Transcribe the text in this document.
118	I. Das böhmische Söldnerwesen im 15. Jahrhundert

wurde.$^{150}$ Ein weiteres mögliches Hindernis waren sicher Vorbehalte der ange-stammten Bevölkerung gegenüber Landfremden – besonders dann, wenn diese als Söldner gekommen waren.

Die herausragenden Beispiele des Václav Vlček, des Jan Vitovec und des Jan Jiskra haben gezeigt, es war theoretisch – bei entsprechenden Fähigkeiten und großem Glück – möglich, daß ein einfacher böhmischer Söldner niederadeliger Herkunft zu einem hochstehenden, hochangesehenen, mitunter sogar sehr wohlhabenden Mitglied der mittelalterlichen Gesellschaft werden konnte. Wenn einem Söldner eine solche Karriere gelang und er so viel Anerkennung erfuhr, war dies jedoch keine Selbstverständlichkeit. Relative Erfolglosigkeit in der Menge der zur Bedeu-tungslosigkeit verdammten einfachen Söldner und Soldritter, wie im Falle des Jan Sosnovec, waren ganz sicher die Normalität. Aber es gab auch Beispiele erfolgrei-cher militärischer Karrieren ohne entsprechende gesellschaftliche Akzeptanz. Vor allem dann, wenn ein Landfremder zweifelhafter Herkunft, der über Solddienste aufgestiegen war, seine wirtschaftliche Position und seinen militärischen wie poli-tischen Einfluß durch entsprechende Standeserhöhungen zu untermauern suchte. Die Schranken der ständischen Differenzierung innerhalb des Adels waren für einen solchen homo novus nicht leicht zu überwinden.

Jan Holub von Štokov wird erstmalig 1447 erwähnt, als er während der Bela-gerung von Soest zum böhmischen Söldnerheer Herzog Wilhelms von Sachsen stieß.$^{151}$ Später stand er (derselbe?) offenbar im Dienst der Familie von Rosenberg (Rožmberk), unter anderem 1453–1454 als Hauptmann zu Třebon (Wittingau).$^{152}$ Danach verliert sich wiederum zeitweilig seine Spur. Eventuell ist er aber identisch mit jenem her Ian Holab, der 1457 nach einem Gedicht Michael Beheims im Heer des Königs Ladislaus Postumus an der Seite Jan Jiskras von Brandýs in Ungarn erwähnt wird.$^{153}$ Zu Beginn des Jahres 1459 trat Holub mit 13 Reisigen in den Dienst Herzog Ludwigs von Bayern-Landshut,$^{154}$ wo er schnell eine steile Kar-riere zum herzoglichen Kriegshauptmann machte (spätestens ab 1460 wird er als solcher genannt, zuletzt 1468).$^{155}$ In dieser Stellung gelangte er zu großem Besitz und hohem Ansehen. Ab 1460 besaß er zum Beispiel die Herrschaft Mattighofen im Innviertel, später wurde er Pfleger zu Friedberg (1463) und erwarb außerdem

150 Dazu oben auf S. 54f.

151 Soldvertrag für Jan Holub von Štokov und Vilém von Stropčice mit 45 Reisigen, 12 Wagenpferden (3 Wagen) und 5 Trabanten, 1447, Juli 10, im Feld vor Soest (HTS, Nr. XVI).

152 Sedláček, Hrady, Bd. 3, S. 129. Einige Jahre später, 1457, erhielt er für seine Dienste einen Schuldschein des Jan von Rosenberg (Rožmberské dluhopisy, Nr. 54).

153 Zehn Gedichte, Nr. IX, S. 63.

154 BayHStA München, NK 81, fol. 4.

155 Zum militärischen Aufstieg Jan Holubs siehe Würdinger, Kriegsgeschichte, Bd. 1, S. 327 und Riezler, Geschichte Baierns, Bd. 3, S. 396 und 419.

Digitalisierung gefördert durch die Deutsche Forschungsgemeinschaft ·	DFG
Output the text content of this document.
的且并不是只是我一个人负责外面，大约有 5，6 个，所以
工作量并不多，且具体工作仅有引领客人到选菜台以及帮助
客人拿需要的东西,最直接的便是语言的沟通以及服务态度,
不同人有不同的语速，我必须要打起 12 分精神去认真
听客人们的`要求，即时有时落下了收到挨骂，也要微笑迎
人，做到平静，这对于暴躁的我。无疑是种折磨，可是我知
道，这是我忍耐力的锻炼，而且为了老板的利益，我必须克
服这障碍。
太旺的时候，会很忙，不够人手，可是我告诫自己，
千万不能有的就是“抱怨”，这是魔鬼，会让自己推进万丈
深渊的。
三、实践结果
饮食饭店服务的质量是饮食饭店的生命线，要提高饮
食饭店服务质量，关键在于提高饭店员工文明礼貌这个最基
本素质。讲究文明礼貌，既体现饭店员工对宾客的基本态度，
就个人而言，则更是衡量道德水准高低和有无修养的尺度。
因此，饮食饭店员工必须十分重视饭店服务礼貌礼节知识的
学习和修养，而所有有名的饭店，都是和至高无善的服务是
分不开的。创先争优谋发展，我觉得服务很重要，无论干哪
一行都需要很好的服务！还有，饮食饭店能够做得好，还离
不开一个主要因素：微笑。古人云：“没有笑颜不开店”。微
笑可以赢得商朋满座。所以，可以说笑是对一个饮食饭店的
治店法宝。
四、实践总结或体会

···

All of the records must be retyped exactly as they are.

Transcribe the text in this document.
118	I. Das böhmische Söldnerwesen im 15. Jahrhundert

wurde.$^{150}$ Ein weiteres mögliches Hindernis waren sicher Vorbehalte der ange-stammten Bevölkerung gegenüber Landfremden – besonders dann, wenn diese als Söldner gekommen waren.

Die herausragenden Beispiele des Václav Vlček, des Jan Vitovec und des Jan Jiskra haben gezeigt, es war theoretisch – bei entsprechenden Fähigkeiten und großem Glück – möglich, daß ein einfacher böhmischer Söldner niederadeliger Herkunft zu einem hochstehenden, hochangesehenen, mitunter sogar sehr wohlhabenden Mitglied der mittelalterlichen Gesellschaft werden konnte. Wenn einem Söldner eine solche Karriere gelang und er so viel Anerkennung erfuhr, war dies jedoch keine Selbstverständlichkeit. Relative Erfolglosigkeit in der Menge der zur Bedeu-tungslosigkeit verdammten einfachen Söldner und Soldritter, wie im Falle des Jan Sosnovec, waren ganz sicher die Normalität. Aber es gab auch Beispiele erfolgrei-cher militärischer Karrieren ohne entsprechende gesellschaftliche Akzeptanz. Vor allem dann, wenn ein Landfremder zweifelhafter Herkunft, der über Solddienste aufgestiegen war, seine wirtschaftliche Position und seinen militärischen wie poli-tischen Einfluß durch entsprechende Standeserhöhungen zu untermauern suchte. Die Schranken der ständischen Differenzierung innerhalb des Adels waren für einen solchen homo novus nicht leicht zu überwinden.

Jan Holub von Štokov wird erstmalig 1447 erwähnt, als er während der Bela-gerung von Soest zum böhmischen Söldnerheer Herzog Wilhelms von Sachsen stieß.$^{151}$ Später stand er (derselbe?) offenbar im Dienst der Familie von Rosenberg (Rožmberk), unter anderem 1453–1454 als Hauptmann zu Třebon (Wittingau).$^{152}$ Danach verliert sich wiederum zeitweilig seine Spur. Eventuell ist er aber identisch mit jenem her Ian Holab, der 1457 nach einem Gedicht Michael Beheims im Heer des Königs Ladislaus Postumus an der Seite Jan Jiskras von Brandýs in Ungarn erwähnt wird.$^{153}$ Zu Beginn des Jahres 1459 trat Holub mit 13 Reisigen in den Dienst Herzog Ludwigs von Bayern-Landshut,$^{154}$ wo er schnell eine steile Kar-riere zum herzoglichen Kriegshauptmann machte (spätestens ab 1460 wird er als solcher genannt, zuletzt 1468).$^{155}$ In dieser Stellung gelangte er zu großem Besitz und hohem Ansehen. Ab 1460 besaß er zum Beispiel die Herrschaft Mattighofen im Innviertel, später wurde er Pfleger zu Friedberg (1463) und erwarb außerdem

150 Dazu oben auf S. 54f.

151 Soldvertrag für Jan Holub von Štokov und Vilém von Stropčice mit 45 Reisigen, 12 Wagenpferden (3 Wagen) und 5 Trabanten, 1447, Juli 10, im Feld vor Soest (HTS, Nr. XVI).

152 Sedláček, Hrady, Bd. 3, S. 129. Einige Jahre später, 1457, erhielt er für seine Dienste einen Schuldschein des Jan von Rosenberg (Rožmberské dluhopisy, Nr. 54).

153 Zehn Gedichte, Nr. IX, S. 63.

154 BayHStA München, NK 81, fol. 4.

155 Zum militärischen Aufstieg Jan Holubs siehe Würdinger, Kriegsgeschichte, Bd. 1, S. 327 und Riezler, Geschichte Baierns, Bd. 3, S. 396 und 419.

Digitalisierung gefördert durch die Deutsche Forschungsgemeinschaft ·	DFG
Output the text content of this document.
的且并不是只是我一个人负责外面，大约有 5，6 个，所以
工作量并不多，且具体工作仅有引领客人到选菜台以及帮助
客人拿需要的东西,最直接的便是语言的沟通以及服务态度,
不同人有不同的语速，我必须要打起 12 分精神去认真
听客人们的`要求，即时有时落下了收到挨骂，也要微笑迎
人，做到平静，这对于暴躁的我。无疑是种折磨，可是我知
道，这是我忍耐力的锻炼，而且为了老板的利益，我必须克
服这障碍。
太旺的时候，会很忙，不够人手，可是我告诫自己，
千万不能有的就是“抱怨”，这是魔鬼，会让自己推进万丈
深渊的。
三、实践结果
饮食饭店服务的质量是饮食饭店的生命线，要提高饮
食饭店服务质量，关键在于提高饭店员工文明礼貌这个最基
本素质。讲究文明礼貌，既体现饭店员工对宾客的基本态度，
就个人而言，则更是衡量道德水准高低和有无修养的尺度。
因此，饮食饭店员工必须十分重视饭店服务礼貌礼节知识的
学习和修养，而所有有名的饭店，都是和至高无善的服务是
分不开的。创先争优谋发展，我觉得服务很重要，无论干哪
一行都需要很好的服务！还有，饮食饭店能够做得好，还离
不开一个主要因素：微笑。古人云：“没有笑颜不开店”。微
笑可以赢得商朋满座。所以，可以说笑是对一个饮食饭店的
治店法宝。
四、实践总结或体会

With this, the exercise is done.